[Start of DATASET RECORDS]
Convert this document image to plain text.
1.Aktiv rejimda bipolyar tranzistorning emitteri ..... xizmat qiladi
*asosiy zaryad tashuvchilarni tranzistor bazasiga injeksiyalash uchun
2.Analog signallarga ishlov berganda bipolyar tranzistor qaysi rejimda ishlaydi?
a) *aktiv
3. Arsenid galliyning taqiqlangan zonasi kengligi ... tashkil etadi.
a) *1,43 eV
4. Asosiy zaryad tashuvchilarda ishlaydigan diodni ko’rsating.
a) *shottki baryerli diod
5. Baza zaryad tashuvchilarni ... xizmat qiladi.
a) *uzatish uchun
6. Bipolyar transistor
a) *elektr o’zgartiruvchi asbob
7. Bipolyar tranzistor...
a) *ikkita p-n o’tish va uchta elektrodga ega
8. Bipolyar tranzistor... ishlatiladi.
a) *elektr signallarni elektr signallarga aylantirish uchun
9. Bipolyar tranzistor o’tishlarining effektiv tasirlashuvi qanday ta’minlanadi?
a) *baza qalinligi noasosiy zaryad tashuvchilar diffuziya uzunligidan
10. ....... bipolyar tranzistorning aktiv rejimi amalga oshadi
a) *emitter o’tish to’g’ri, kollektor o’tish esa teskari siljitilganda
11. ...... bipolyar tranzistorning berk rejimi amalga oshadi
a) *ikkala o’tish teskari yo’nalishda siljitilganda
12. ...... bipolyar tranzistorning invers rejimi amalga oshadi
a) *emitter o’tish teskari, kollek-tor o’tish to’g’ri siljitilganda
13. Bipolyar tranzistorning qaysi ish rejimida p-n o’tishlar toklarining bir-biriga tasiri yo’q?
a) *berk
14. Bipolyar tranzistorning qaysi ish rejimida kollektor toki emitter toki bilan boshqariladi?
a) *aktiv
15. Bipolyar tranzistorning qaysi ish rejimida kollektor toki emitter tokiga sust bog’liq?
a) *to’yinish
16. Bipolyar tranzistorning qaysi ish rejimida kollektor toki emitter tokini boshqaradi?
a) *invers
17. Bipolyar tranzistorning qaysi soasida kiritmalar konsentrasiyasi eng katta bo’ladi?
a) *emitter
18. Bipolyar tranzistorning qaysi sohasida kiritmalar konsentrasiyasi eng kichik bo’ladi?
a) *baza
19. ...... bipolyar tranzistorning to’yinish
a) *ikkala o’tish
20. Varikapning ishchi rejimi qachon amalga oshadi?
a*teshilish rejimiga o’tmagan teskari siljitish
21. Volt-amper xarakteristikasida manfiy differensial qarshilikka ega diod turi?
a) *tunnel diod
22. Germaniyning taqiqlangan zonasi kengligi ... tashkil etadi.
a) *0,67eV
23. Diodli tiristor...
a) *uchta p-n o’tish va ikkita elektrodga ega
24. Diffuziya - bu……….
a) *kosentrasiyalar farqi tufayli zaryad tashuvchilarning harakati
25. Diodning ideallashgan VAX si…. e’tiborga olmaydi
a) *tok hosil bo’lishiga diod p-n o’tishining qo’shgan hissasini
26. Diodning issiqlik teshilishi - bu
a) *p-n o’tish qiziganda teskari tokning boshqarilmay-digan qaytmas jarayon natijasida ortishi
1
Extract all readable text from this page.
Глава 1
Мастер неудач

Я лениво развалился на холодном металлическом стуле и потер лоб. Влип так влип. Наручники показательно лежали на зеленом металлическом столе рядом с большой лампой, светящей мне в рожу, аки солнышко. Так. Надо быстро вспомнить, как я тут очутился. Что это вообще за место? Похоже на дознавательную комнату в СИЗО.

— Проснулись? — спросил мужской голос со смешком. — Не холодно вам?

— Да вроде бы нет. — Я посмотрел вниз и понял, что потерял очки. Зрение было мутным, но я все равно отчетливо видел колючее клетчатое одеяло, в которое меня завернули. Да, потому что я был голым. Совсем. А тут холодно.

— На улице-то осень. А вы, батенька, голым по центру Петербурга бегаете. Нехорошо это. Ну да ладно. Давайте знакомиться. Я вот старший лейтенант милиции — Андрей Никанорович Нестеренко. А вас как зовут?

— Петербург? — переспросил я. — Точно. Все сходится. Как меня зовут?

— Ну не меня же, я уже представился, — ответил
[End of DATASET RECORDS]
TASK BRIEF => Write down the full listing again, exactly.

SOLUTION TO THIS EXERCISE =>
Convert this document image to plain text.
1.Aktiv rejimda bipolyar tranzistorning emitteri ..... xizmat qiladi
*asosiy zaryad tashuvchilarni tranzistor bazasiga injeksiyalash uchun
2.Analog signallarga ishlov berganda bipolyar tranzistor qaysi rejimda ishlaydi?
a) *aktiv
3. Arsenid galliyning taqiqlangan zonasi kengligi ... tashkil etadi.
a) *1,43 eV
4. Asosiy zaryad tashuvchilarda ishlaydigan diodni ko’rsating.
a) *shottki baryerli diod
5. Baza zaryad tashuvchilarni ... xizmat qiladi.
a) *uzatish uchun
6. Bipolyar transistor
a) *elektr o’zgartiruvchi asbob
7. Bipolyar tranzistor...
a) *ikkita p-n o’tish va uchta elektrodga ega
8. Bipolyar tranzistor... ishlatiladi.
a) *elektr signallarni elektr signallarga aylantirish uchun
9. Bipolyar tranzistor o’tishlarining effektiv tasirlashuvi qanday ta’minlanadi?
a) *baza qalinligi noasosiy zaryad tashuvchilar diffuziya uzunligidan
10. ....... bipolyar tranzistorning aktiv rejimi amalga oshadi
a) *emitter o’tish to’g’ri, kollektor o’tish esa teskari siljitilganda
11. ...... bipolyar tranzistorning berk rejimi amalga oshadi
a) *ikkala o’tish teskari yo’nalishda siljitilganda
12. ...... bipolyar tranzistorning invers rejimi amalga oshadi
a) *emitter o’tish teskari, kollek-tor o’tish to’g’ri siljitilganda
13. Bipolyar tranzistorning qaysi ish rejimida p-n o’tishlar toklarining bir-biriga tasiri yo’q?
a) *berk
14. Bipolyar tranzistorning qaysi ish rejimida kollektor toki emitter toki bilan boshqariladi?
a) *aktiv
15. Bipolyar tranzistorning qaysi ish rejimida kollektor toki emitter tokiga sust bog’liq?
a) *to’yinish
16. Bipolyar tranzistorning qaysi ish rejimida kollektor toki emitter tokini boshqaradi?
a) *invers
17. Bipolyar tranzistorning qaysi soasida kiritmalar konsentrasiyasi eng katta bo’ladi?
a) *emitter
18. Bipolyar tranzistorning qaysi sohasida kiritmalar konsentrasiyasi eng kichik bo’ladi?
a) *baza
19. ...... bipolyar tranzistorning to’yinish
a) *ikkala o’tish
20. Varikapning ishchi rejimi qachon amalga oshadi?
a*teshilish rejimiga o’tmagan teskari siljitish
21. Volt-amper xarakteristikasida manfiy differensial qarshilikka ega diod turi?
a) *tunnel diod
22. Germaniyning taqiqlangan zonasi kengligi ... tashkil etadi.
a) *0,67eV
23. Diodli tiristor...
a) *uchta p-n o’tish va ikkita elektrodga ega
24. Diffuziya - bu……….
a) *kosentrasiyalar farqi tufayli zaryad tashuvchilarning harakati
25. Diodning ideallashgan VAX si…. e’tiborga olmaydi
a) *tok hosil bo’lishiga diod p-n o’tishining qo’shgan hissasini
26. Diodning issiqlik teshilishi - bu
a) *p-n o’tish qiziganda teskari tokning boshqarilmay-digan qaytmas jarayon natijasida ortishi
1
Extract all readable text from this page.
Глава 1
Мастер неудач

Я лениво развалился на холодном металлическом стуле и потер лоб. Влип так влип. Наручники показательно лежали на зеленом металлическом столе рядом с большой лампой, светящей мне в рожу, аки солнышко. Так. Надо быстро вспомнить, как я тут очутился. Что это вообще за место? Похоже на дознавательную комнату в СИЗО.

— Проснулись? — спросил мужской голос со смешком. — Не холодно вам?

— Да вроде бы нет. — Я посмотрел вниз и понял, что потерял очки. Зрение было мутным, но я все равно отчетливо видел колючее клетчатое одеяло, в которое меня завернули. Да, потому что я был голым. Совсем. А тут холодно.

— На улице-то осень. А вы, батенька, голым по центру Петербурга бегаете. Нехорошо это. Ну да ладно. Давайте знакомиться. Я вот старший лейтенант милиции — Андрей Никанорович Нестеренко. А вас как зовут?

— Петербург? — переспросил я. — Точно. Все сходится. Как меня зовут?

— Ну не меня же, я уже представился, — ответил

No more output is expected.